Data extract>
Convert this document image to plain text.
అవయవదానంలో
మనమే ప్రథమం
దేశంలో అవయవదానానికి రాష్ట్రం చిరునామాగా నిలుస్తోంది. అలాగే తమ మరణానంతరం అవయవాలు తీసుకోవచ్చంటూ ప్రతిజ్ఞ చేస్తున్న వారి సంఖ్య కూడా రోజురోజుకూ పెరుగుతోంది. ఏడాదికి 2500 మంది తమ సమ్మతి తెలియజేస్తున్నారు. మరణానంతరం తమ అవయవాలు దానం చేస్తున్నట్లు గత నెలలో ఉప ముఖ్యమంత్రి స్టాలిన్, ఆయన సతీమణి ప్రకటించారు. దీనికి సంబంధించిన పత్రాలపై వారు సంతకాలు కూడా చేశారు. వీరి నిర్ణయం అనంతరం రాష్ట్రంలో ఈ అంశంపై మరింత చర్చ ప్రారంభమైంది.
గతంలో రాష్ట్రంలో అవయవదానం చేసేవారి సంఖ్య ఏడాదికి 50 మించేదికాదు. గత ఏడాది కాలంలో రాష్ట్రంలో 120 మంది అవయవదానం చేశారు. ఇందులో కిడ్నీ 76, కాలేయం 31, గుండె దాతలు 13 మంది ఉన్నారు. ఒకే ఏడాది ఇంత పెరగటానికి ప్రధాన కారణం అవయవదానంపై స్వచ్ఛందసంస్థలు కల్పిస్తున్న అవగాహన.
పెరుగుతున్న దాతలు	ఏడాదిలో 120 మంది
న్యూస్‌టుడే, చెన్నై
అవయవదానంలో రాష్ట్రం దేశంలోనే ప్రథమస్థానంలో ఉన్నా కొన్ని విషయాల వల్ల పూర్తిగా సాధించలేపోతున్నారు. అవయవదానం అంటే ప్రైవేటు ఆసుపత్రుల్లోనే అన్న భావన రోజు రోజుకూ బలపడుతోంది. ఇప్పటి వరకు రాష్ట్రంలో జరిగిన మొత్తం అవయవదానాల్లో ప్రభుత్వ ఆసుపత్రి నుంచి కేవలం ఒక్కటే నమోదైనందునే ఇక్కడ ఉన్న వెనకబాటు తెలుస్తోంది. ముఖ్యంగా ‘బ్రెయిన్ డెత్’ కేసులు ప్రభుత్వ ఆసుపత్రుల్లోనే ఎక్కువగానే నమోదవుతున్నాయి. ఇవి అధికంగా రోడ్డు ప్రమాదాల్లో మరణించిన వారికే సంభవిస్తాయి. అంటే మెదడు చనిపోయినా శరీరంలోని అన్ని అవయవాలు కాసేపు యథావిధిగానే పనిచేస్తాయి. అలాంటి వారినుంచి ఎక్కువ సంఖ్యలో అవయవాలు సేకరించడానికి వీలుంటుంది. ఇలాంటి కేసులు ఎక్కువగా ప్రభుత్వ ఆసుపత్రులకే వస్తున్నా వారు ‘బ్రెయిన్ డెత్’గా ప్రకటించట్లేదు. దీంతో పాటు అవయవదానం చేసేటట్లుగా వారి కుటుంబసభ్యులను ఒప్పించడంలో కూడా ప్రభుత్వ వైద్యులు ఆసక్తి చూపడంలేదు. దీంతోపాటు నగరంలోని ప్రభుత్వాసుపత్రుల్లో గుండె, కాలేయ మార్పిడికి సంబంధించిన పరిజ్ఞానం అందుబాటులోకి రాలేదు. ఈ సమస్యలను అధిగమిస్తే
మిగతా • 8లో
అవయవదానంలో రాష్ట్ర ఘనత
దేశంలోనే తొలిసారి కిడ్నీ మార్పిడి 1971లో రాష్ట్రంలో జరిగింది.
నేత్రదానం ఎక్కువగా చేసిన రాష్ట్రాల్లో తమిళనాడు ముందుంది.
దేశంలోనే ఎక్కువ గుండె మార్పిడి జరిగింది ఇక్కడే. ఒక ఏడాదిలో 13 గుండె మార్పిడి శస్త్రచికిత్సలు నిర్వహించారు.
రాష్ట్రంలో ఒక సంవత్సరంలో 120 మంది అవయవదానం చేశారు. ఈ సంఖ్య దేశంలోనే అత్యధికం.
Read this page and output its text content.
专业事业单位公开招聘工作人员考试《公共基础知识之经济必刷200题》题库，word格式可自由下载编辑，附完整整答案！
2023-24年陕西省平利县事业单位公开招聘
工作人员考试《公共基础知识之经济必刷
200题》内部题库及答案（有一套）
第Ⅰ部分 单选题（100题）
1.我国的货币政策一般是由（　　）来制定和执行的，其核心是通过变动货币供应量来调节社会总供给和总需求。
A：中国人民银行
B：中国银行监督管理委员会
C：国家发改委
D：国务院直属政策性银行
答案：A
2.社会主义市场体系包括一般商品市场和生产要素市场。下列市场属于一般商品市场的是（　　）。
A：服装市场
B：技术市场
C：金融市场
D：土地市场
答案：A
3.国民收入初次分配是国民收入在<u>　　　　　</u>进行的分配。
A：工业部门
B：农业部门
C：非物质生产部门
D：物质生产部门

Description of the task>
Scan the records above for the string "text", then select every line that holds it.

Exercise result>
Convert this document image to plain text.
Read this page and output its text content.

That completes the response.